*EXERCISE:* Only the number is wanted: how many lines contain the string "fait"?

*DATA LINES:*
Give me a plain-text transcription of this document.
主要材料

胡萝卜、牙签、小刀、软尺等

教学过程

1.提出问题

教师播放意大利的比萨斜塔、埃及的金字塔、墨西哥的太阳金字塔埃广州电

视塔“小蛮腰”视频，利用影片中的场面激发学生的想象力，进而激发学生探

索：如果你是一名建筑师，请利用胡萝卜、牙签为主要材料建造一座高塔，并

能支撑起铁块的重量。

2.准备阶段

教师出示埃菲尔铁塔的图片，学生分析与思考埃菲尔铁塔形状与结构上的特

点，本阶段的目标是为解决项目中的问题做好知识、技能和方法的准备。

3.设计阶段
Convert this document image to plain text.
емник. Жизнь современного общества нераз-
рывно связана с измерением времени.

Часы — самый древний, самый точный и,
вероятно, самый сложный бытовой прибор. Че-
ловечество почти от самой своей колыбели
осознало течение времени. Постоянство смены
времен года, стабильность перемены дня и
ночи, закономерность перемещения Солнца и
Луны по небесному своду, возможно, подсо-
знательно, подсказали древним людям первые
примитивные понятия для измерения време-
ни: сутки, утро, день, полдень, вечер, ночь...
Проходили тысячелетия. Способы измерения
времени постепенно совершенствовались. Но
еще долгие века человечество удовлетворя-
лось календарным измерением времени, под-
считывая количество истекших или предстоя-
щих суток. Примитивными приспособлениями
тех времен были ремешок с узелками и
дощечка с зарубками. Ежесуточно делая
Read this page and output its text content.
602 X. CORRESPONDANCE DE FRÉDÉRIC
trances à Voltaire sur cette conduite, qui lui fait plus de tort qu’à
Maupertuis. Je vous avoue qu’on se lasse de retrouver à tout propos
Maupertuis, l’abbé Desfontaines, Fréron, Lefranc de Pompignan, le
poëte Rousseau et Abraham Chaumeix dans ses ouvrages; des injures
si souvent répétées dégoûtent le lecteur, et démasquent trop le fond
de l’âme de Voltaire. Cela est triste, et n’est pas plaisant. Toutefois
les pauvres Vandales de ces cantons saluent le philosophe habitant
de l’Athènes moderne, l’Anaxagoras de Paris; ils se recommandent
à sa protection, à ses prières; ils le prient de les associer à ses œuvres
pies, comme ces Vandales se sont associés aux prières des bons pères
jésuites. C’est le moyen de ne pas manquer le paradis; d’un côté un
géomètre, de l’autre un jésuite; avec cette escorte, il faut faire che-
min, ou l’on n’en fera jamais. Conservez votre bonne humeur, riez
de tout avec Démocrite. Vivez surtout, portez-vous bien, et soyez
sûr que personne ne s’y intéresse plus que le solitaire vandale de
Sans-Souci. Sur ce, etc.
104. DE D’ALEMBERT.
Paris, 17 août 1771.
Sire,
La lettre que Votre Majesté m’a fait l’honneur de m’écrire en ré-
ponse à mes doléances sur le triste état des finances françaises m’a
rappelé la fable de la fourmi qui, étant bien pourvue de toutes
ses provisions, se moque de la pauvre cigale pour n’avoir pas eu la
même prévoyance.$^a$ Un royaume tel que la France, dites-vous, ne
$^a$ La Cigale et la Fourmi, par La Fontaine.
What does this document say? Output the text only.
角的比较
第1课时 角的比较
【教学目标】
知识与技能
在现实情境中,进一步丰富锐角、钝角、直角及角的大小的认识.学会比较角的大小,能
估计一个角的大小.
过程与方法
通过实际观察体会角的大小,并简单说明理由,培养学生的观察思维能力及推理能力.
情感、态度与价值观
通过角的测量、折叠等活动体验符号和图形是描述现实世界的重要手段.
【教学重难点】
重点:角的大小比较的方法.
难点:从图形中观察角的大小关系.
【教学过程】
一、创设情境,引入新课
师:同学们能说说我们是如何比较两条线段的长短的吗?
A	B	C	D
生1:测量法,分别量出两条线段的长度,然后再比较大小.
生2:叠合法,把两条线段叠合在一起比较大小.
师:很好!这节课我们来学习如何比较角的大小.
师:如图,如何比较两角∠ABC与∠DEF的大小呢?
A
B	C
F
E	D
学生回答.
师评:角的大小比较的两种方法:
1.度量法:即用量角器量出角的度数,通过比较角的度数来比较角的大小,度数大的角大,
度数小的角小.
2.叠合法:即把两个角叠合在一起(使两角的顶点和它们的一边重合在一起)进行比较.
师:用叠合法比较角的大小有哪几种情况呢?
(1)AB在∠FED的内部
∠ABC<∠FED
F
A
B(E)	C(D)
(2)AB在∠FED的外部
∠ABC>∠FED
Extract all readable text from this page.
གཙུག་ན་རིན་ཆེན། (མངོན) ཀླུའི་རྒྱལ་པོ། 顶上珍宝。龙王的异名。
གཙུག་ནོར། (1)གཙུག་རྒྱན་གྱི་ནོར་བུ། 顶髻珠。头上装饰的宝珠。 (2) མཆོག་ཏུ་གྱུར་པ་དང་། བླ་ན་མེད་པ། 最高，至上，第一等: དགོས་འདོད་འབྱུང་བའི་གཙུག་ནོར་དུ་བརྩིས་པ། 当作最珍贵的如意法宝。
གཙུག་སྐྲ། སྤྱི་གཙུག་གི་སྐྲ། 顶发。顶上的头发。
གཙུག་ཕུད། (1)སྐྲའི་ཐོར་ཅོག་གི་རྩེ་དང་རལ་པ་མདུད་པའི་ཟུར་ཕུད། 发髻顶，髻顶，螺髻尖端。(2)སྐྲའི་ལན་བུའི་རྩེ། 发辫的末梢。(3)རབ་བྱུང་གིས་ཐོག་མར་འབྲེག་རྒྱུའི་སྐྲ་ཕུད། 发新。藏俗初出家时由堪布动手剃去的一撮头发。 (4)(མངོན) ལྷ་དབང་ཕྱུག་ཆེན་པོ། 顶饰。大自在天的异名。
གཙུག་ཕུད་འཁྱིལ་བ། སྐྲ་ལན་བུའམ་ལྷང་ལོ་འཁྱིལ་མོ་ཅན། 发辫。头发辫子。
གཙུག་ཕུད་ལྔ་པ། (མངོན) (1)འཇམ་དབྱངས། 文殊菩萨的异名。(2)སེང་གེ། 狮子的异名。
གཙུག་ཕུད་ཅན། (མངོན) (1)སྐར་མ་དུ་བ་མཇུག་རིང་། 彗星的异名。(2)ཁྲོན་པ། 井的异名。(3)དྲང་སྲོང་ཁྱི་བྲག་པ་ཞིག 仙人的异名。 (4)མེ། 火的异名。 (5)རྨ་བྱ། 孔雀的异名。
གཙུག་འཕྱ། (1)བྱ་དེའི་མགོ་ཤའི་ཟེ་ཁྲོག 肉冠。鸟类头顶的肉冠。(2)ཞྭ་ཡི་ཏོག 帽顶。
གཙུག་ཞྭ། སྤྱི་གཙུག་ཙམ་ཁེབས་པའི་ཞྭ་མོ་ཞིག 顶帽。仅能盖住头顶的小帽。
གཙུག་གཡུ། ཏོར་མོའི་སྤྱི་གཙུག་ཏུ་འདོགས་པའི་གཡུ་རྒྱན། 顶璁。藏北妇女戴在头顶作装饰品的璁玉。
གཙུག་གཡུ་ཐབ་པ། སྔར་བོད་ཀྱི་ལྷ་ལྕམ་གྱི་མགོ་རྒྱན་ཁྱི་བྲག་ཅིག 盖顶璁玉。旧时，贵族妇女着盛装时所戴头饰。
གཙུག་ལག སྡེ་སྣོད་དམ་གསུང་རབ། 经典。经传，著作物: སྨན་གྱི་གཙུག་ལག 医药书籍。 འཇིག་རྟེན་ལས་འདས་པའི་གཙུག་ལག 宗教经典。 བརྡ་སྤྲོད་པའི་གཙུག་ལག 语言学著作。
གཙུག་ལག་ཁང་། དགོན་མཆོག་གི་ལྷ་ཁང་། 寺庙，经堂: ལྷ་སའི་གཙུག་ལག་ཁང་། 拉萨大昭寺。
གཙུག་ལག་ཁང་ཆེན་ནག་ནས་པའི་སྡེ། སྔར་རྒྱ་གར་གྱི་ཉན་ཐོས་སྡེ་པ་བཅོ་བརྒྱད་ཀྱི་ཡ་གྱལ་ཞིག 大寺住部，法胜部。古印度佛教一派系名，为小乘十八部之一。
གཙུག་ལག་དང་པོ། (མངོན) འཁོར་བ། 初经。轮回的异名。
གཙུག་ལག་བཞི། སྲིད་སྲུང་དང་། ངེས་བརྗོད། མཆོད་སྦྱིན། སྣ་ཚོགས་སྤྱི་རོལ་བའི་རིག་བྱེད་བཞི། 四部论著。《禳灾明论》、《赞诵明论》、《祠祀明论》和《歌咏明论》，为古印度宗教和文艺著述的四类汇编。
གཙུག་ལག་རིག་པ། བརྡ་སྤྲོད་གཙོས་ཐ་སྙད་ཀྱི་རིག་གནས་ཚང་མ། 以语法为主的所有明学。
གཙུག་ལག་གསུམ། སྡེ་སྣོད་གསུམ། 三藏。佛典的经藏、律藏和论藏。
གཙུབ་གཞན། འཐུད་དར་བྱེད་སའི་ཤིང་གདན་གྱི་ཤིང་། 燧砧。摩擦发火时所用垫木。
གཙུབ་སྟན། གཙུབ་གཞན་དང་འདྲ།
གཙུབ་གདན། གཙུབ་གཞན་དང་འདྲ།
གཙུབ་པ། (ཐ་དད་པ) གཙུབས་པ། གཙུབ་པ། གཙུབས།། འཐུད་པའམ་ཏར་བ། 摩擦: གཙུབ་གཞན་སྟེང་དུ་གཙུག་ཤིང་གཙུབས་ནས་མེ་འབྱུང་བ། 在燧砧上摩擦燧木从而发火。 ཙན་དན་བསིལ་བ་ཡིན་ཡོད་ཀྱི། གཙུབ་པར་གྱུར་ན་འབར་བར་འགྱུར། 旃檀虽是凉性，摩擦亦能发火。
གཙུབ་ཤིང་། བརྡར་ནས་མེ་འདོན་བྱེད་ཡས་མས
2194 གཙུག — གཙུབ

*CORRECT ANSWER:* 2